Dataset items
———
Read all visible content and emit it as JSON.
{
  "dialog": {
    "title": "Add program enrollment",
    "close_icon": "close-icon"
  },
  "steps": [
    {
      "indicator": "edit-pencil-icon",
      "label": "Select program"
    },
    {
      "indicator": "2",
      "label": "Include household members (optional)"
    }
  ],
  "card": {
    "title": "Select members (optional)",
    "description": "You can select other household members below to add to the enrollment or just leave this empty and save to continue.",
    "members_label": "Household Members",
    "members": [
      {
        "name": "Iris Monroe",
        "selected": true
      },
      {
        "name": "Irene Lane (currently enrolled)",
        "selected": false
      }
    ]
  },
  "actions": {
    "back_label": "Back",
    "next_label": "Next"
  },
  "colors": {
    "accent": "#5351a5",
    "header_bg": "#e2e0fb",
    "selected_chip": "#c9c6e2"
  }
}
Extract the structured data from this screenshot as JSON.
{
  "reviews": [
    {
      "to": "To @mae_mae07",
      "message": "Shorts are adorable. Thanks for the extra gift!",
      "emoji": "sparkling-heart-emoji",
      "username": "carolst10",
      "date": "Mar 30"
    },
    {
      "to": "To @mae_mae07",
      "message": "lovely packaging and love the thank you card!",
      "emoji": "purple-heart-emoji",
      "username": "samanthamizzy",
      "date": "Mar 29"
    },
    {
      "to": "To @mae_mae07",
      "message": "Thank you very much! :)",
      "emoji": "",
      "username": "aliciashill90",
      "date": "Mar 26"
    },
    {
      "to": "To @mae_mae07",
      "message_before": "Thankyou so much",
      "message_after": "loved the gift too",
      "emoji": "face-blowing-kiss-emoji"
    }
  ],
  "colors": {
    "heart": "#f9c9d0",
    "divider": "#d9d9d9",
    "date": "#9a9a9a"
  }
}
———
▶ **Exercise goal**
Produce an exact copy of all the records.

▶ **Output below**
Read all visible content and emit it as JSON.
{
  "dialog": {
    "title": "Add program enrollment",
    "close_icon": "close-icon"
  },
  "steps": [
    {
      "indicator": "edit-pencil-icon",
      "label": "Select program"
    },
    {
      "indicator": "2",
      "label": "Include household members (optional)"
    }
  ],
  "card": {
    "title": "Select members (optional)",
    "description": "You can select other household members below to add to the enrollment or just leave this empty and save to continue.",
    "members_label": "Household Members",
    "members": [
      {
        "name": "Iris Monroe",
        "selected": true
      },
      {
        "name": "Irene Lane (currently enrolled)",
        "selected": false
      }
    ]
  },
  "actions": {
    "back_label": "Back",
    "next_label": "Next"
  },
  "colors": {
    "accent": "#5351a5",
    "header_bg": "#e2e0fb",
    "selected_chip": "#c9c6e2"
  }
}
Extract the structured data from this screenshot as JSON.
{
  "reviews": [
    {
      "to": "To @mae_mae07",
      "message": "Shorts are adorable. Thanks for the extra gift!",
      "emoji": "sparkling-heart-emoji",
      "username": "carolst10",
      "date": "Mar 30"
    },
    {
      "to": "To @mae_mae07",
      "message": "lovely packaging and love the thank you card!",
      "emoji": "purple-heart-emoji",
      "username": "samanthamizzy",
      "date": "Mar 29"
    },
    {
      "to": "To @mae_mae07",
      "message": "Thank you very much! :)",
      "emoji": "",
      "username": "aliciashill90",
      "date": "Mar 26"
    },
    {
      "to": "To @mae_mae07",
      "message_before": "Thankyou so much",
      "message_after": "loved the gift too",
      "emoji": "face-blowing-kiss-emoji"
    }
  ],
  "colors": {
    "heart": "#f9c9d0",
    "divider": "#d9d9d9",
    "date": "#9a9a9a"
  }
}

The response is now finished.